• [Exercise brief]:
Search the records that follow and extract every line containing the string "ogscene".

• [Records provided]:
· · · ·

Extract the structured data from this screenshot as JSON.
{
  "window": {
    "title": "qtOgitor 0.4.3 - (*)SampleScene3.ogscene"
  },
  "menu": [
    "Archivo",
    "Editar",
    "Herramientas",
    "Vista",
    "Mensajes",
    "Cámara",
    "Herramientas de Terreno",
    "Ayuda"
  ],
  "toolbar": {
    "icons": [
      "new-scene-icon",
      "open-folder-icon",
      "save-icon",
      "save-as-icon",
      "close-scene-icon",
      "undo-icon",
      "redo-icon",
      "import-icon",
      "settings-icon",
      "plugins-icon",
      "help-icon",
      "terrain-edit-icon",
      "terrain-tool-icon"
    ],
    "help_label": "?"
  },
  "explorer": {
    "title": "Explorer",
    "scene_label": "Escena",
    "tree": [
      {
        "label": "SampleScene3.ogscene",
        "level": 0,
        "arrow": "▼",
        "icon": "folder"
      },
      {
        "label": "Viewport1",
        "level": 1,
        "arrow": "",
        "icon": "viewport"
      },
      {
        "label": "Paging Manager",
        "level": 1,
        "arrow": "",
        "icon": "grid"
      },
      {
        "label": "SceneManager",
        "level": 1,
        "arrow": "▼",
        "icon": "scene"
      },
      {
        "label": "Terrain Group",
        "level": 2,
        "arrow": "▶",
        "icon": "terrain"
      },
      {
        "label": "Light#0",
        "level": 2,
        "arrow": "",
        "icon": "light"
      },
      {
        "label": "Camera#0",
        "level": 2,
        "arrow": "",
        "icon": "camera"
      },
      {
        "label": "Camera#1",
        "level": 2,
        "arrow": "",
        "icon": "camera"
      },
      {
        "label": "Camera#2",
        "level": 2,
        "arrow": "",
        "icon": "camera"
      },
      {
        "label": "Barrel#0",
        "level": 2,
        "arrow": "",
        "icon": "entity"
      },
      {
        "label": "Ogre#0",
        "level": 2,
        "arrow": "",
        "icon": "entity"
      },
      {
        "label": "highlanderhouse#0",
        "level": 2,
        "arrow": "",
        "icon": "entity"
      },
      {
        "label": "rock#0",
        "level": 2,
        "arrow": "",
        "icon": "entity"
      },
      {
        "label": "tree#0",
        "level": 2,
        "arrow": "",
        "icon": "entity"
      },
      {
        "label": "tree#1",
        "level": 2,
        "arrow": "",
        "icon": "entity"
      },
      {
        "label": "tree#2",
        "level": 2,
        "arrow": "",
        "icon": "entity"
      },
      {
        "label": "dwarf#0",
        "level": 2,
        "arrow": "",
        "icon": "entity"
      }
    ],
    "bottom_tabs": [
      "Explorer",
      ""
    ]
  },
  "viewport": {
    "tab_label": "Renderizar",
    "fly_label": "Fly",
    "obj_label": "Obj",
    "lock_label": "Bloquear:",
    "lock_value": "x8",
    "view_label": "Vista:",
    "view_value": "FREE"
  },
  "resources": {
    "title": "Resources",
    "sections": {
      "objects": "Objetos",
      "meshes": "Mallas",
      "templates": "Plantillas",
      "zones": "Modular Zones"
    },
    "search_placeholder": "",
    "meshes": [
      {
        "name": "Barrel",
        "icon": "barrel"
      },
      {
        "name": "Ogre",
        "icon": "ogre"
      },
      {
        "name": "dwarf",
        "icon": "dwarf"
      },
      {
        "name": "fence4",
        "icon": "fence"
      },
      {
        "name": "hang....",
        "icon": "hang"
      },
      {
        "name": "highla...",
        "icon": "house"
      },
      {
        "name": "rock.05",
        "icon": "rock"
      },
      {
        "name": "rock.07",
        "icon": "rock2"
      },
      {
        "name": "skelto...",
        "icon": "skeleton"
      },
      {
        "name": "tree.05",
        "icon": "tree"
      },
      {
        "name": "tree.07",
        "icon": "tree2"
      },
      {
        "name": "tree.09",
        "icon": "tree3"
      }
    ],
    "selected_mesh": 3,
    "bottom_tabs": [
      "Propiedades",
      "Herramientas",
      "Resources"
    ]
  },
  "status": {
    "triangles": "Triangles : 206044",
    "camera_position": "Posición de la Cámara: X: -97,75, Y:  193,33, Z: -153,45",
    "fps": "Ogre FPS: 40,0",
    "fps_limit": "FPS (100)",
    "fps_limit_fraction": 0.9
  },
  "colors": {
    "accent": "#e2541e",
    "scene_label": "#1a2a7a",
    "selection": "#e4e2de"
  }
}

· · · ·

• [In response]:
    "title": "qtOgitor 0.4.3 - (*)SampleScene3.ogscene"
        "label": "SampleScene3.ogscene",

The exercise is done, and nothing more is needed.